| Excerpted records |

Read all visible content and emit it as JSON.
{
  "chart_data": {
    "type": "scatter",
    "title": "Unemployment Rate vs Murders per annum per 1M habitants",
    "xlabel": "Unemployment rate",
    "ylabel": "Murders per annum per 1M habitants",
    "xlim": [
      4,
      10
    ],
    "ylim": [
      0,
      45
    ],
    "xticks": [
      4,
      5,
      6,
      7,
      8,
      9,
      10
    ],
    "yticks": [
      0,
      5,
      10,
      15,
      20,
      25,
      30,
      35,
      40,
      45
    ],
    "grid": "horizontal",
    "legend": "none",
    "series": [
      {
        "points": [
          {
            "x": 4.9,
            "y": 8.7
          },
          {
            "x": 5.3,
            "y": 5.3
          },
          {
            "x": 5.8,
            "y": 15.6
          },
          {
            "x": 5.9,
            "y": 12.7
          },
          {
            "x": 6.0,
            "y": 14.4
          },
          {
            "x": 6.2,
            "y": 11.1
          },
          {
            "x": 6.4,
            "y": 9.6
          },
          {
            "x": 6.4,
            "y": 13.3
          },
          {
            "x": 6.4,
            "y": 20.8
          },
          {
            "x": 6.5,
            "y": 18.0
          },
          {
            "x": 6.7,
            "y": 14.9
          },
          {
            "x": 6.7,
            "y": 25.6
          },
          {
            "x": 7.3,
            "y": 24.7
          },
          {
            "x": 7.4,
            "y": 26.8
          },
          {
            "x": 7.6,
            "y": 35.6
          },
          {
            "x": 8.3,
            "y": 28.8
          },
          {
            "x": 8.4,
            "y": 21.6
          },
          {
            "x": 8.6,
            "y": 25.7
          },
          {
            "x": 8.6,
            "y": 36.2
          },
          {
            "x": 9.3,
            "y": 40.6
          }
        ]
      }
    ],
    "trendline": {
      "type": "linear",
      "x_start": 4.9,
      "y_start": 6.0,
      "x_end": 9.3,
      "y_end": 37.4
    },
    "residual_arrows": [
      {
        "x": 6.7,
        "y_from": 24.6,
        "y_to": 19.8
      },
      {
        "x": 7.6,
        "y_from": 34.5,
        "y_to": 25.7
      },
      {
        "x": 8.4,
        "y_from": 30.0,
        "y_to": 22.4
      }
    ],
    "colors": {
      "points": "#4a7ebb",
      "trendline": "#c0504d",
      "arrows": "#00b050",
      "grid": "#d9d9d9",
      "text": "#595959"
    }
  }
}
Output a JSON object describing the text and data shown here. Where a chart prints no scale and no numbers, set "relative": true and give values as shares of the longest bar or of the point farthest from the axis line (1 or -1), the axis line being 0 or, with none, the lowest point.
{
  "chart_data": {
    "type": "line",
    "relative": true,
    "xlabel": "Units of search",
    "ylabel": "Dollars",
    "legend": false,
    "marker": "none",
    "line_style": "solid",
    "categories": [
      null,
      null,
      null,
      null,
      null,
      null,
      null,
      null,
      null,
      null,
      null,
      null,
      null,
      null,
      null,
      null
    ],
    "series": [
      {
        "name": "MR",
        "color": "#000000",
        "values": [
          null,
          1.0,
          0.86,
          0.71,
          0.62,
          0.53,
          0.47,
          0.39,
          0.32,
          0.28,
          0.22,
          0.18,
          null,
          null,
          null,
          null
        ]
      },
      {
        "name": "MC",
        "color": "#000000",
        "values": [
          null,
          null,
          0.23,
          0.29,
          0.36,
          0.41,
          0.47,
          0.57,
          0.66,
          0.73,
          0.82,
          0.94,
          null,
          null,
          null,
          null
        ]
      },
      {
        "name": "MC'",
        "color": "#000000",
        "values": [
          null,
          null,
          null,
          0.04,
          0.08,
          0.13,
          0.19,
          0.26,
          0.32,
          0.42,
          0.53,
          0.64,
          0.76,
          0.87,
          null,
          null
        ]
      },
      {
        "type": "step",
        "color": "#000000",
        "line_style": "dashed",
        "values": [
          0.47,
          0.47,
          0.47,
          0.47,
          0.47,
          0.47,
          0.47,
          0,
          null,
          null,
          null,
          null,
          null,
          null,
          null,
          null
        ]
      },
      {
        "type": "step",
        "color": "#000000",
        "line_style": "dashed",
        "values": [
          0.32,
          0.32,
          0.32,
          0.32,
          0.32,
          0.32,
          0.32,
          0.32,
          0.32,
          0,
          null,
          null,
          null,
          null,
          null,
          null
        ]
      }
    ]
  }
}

| Exercise description |
Each line above that holds the string "relative" should be copied and shown.

| Solved exercise |
Output a JSON object describing the text and data shown here. Where a chart prints no scale and no numbers, set "relative": true and give values as shares of the longest bar or of the point farthest from the axis line (1 or -1), the axis line being 0 or, with none, the lowest point.
    "relative": true,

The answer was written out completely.